(Dataset rows about figures)
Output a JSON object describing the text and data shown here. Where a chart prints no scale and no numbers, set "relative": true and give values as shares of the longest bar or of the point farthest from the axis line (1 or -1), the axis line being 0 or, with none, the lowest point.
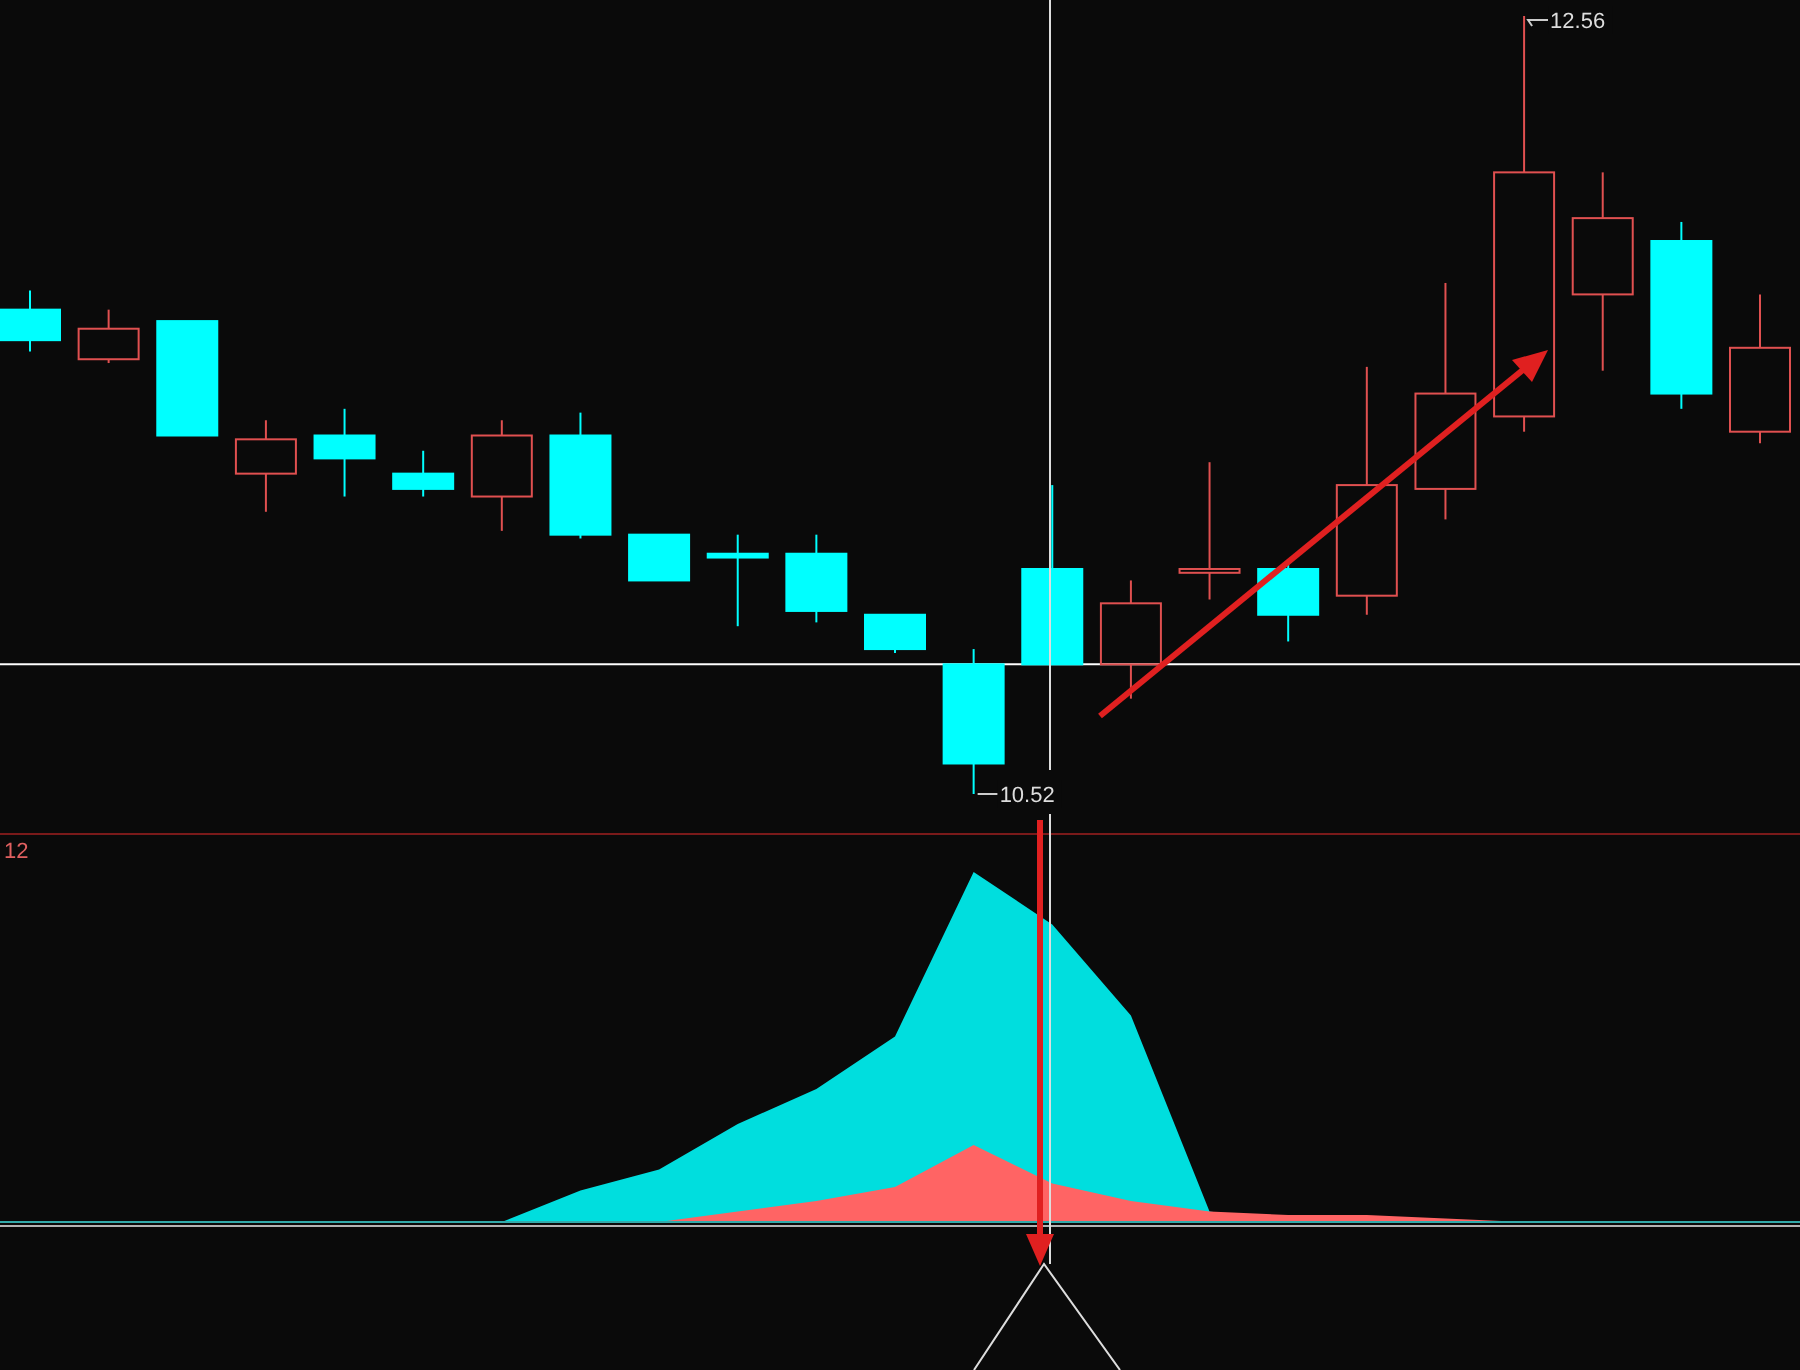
{
  "chart_data": [
    {
      "type": "candlestick",
      "categories": [
        null,
        null,
        null,
        null,
        null,
        null,
        null,
        null,
        null,
        null,
        null,
        null,
        null,
        null,
        null,
        null,
        null,
        null,
        null,
        null,
        null,
        null,
        null
      ],
      "ohlc": [
        [
          11.79,
          11.84,
          11.68,
          11.71
        ],
        [
          11.66,
          11.79,
          11.65,
          11.74
        ],
        [
          11.76,
          11.76,
          11.46,
          11.46
        ],
        [
          11.36,
          11.5,
          11.26,
          11.45
        ],
        [
          11.46,
          11.53,
          11.3,
          11.4
        ],
        [
          11.36,
          11.42,
          11.3,
          11.32
        ],
        [
          11.3,
          11.5,
          11.21,
          11.46
        ],
        [
          11.46,
          11.52,
          11.19,
          11.2
        ],
        [
          11.2,
          11.2,
          11.08,
          11.08
        ],
        [
          11.15,
          11.2,
          10.96,
          11.14
        ],
        [
          11.15,
          11.2,
          10.97,
          11.0
        ],
        [
          10.99,
          10.99,
          10.89,
          10.9
        ],
        [
          10.86,
          10.9,
          10.52,
          10.6
        ],
        [
          11.11,
          11.33,
          10.86,
          10.86
        ],
        [
          10.86,
          11.08,
          10.77,
          11.02
        ],
        [
          11.1,
          11.39,
          11.03,
          11.11
        ],
        [
          11.11,
          11.13,
          10.92,
          10.99
        ],
        [
          11.04,
          11.64,
          10.99,
          11.33
        ],
        [
          11.32,
          11.86,
          11.24,
          11.57
        ],
        [
          11.51,
          12.56,
          11.47,
          12.15
        ],
        [
          11.83,
          12.15,
          11.63,
          12.03
        ],
        [
          11.97,
          12.02,
          11.53,
          11.57
        ],
        [
          11.47,
          11.83,
          11.44,
          11.69
        ]
      ],
      "colors": [
        "#00ffff",
        "#e05050",
        "#00ffff",
        "#e05050",
        "#00ffff",
        "#00ffff",
        "#e05050",
        "#00ffff",
        "#00ffff",
        "#00ffff",
        "#00ffff",
        "#00ffff",
        "#00ffff",
        "#00ffff",
        "#e05050",
        "#e05050",
        "#00ffff",
        "#e05050",
        "#e05050",
        "#e05050",
        "#e05050",
        "#00ffff",
        "#e05050"
      ],
      "annotations": [
        "12.56",
        "10.52"
      ],
      "ref_lines": [
        {
          "axis": "y",
          "value": 10.86,
          "color": "#ffffff"
        }
      ]
    },
    {
      "type": "area",
      "relative": true,
      "categories": [
        null,
        null,
        null,
        null,
        null,
        null,
        null,
        null,
        null,
        null,
        null,
        null,
        null,
        null,
        null,
        null,
        null,
        null,
        null,
        null,
        null,
        null,
        null
      ],
      "series": [
        {
          "color": "#00dede",
          "values": [
            0,
            0,
            0,
            0,
            0,
            0,
            0,
            0.09,
            0.15,
            0.28,
            0.38,
            0.53,
            1,
            0.85,
            0.59,
            0.03,
            0,
            0,
            0,
            0,
            0,
            0,
            0
          ]
        },
        {
          "color": "#ff6464",
          "values": [
            0,
            0,
            0,
            0,
            0,
            0,
            0,
            0,
            0,
            0.03,
            0.06,
            0.1,
            0.22,
            0.11,
            0.06,
            0.03,
            0.02,
            0.02,
            0.01,
            0,
            0,
            0,
            0
          ]
        }
      ],
      "annotations": [
        "12"
      ]
    }
  ]
}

# Required task
Reproduce the material above in full and without alteration, but skip all pictures.

# Solution for this problem
Output a JSON object describing the text and data shown here. Where a chart prints no scale and no numbers, set "relative": true and give values as shares of the longest bar or of the point farthest from the axis line (1 or -1), the axis line being 0 or, with none, the lowest point.
{
  "chart_data": [
    {
      "type": "candlestick",
      "categories": [
        null,
        null,
        null,
        null,
        null,
        null,
        null,
        null,
        null,
        null,
        null,
        null,
        null,
        null,
        null,
        null,
        null,
        null,
        null,
        null,
        null,
        null,
        null
      ],
      "ohlc": [
        [
          11.79,
          11.84,
          11.68,
          11.71
        ],
        [
          11.66,
          11.79,
          11.65,
          11.74
        ],
        [
          11.76,
          11.76,
          11.46,
          11.46
        ],
        [
          11.36,
          11.5,
          11.26,
          11.45
        ],
        [
          11.46,
          11.53,
          11.3,
          11.4
        ],
        [
          11.36,
          11.42,
          11.3,
          11.32
        ],
        [
          11.3,
          11.5,
          11.21,
          11.46
        ],
        [
          11.46,
          11.52,
          11.19,
          11.2
        ],
        [
          11.2,
          11.2,
          11.08,
          11.08
        ],
        [
          11.15,
          11.2,
          10.96,
          11.14
        ],
        [
          11.15,
          11.2,
          10.97,
          11.0
        ],
        [
          10.99,
          10.99,
          10.89,
          10.9
        ],
        [
          10.86,
          10.9,
          10.52,
          10.6
        ],
        [
          11.11,
          11.33,
          10.86,
          10.86
        ],
        [
          10.86,
          11.08,
          10.77,
          11.02
        ],
        [
          11.1,
          11.39,
          11.03,
          11.11
        ],
        [
          11.11,
          11.13,
          10.92,
          10.99
        ],
        [
          11.04,
          11.64,
          10.99,
          11.33
        ],
        [
          11.32,
          11.86,
          11.24,
          11.57
        ],
        [
          11.51,
          12.56,
          11.47,
          12.15
        ],
        [
          11.83,
          12.15,
          11.63,
          12.03
        ],
        [
          11.97,
          12.02,
          11.53,
          11.57
        ],
        [
          11.47,
          11.83,
          11.44,
          11.69
        ]
      ],
      "colors": [
        "#00ffff",
        "#e05050",
        "#00ffff",
        "#e05050",
        "#00ffff",
        "#00ffff",
        "#e05050",
        "#00ffff",
        "#00ffff",
        "#00ffff",
        "#00ffff",
        "#00ffff",
        "#00ffff",
        "#00ffff",
        "#e05050",
        "#e05050",
        "#00ffff",
        "#e05050",
        "#e05050",
        "#e05050",
        "#e05050",
        "#00ffff",
        "#e05050"
      ],
      "annotations": [
        "12.56",
        "10.52"
      ],
      "ref_lines": [
        {
          "axis": "y",
          "value": 10.86,
          "color": "#ffffff"
        }
      ]
    },
    {
      "type": "area",
      "relative": true,
      "categories": [
        null,
        null,
        null,
        null,
        null,
        null,
        null,
        null,
        null,
        null,
        null,
        null,
        null,
        null,
        null,
        null,
        null,
        null,
        null,
        null,
        null,
        null,
        null
      ],
      "series": [
        {
          "color": "#00dede",
          "values": [
            0,
            0,
            0,
            0,
            0,
            0,
            0,
            0.09,
            0.15,
            0.28,
            0.38,
            0.53,
            1,
            0.85,
            0.59,
            0.03,
            0,
            0,
            0,
            0,
            0,
            0,
            0
          ]
        },
        {
          "color": "#ff6464",
          "values": [
            0,
            0,
            0,
            0,
            0,
            0,
            0,
            0,
            0,
            0.03,
            0.06,
            0.1,
            0.22,
            0.11,
            0.06,
            0.03,
            0.02,
            0.02,
            0.01,
            0,
            0,
            0,
            0
          ]
        }
      ],
      "annotations": [
        "12"
      ]
    }
  ]
}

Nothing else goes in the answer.